Task prompt:
List each line of the data in which the string "icon" appears.

Listing:
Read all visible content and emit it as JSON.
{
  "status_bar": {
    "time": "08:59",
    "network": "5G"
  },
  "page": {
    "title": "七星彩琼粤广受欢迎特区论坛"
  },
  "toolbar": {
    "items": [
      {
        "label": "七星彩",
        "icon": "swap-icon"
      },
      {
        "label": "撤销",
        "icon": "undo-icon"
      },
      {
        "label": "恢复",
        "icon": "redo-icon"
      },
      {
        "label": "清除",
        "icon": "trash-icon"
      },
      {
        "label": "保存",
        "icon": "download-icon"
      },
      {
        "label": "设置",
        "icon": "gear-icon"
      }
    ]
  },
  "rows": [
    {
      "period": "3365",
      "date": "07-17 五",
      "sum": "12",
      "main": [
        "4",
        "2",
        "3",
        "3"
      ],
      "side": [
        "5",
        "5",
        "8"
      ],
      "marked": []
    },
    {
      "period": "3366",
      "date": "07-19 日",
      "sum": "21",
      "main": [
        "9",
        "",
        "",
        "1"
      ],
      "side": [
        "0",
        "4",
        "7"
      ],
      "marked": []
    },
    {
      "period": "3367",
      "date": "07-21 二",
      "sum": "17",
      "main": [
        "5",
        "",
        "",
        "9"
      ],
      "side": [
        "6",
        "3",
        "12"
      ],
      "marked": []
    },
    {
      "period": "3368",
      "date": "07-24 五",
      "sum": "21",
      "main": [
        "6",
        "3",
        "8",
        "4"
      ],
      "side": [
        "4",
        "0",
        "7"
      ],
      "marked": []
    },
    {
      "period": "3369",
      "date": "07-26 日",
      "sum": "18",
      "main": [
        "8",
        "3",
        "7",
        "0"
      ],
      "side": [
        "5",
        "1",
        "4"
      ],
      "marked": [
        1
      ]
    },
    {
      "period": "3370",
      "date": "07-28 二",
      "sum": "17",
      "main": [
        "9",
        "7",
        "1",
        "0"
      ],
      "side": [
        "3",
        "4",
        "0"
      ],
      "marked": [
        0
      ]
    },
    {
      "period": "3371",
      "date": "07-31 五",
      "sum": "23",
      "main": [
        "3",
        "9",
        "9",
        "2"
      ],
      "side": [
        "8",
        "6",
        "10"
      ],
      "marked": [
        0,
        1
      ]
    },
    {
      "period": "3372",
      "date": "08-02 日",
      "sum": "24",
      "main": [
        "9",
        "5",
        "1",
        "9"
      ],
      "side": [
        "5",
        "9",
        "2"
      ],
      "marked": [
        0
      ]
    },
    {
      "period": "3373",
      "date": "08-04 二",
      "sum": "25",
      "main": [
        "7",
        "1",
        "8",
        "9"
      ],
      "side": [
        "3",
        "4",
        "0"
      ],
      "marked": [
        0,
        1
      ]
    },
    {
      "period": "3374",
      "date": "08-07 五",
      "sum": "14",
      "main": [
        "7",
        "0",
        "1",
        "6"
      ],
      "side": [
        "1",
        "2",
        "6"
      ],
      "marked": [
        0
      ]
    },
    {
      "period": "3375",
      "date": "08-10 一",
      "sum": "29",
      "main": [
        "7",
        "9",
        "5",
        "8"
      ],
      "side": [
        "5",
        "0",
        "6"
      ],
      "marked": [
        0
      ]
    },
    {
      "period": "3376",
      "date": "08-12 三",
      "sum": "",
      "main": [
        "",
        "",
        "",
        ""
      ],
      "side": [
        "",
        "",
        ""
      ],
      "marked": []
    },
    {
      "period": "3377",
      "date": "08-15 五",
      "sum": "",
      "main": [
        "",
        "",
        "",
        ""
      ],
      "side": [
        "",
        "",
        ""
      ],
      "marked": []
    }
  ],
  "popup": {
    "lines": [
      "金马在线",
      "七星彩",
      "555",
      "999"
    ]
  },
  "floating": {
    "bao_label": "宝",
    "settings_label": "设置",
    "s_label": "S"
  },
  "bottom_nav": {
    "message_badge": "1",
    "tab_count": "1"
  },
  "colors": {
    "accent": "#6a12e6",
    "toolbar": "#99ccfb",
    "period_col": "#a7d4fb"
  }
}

Expected answer:
        "icon": "swap-icon"
        "icon": "undo-icon"
        "icon": "redo-icon"
        "icon": "trash-icon"
        "icon": "download-icon"
        "icon": "gear-icon"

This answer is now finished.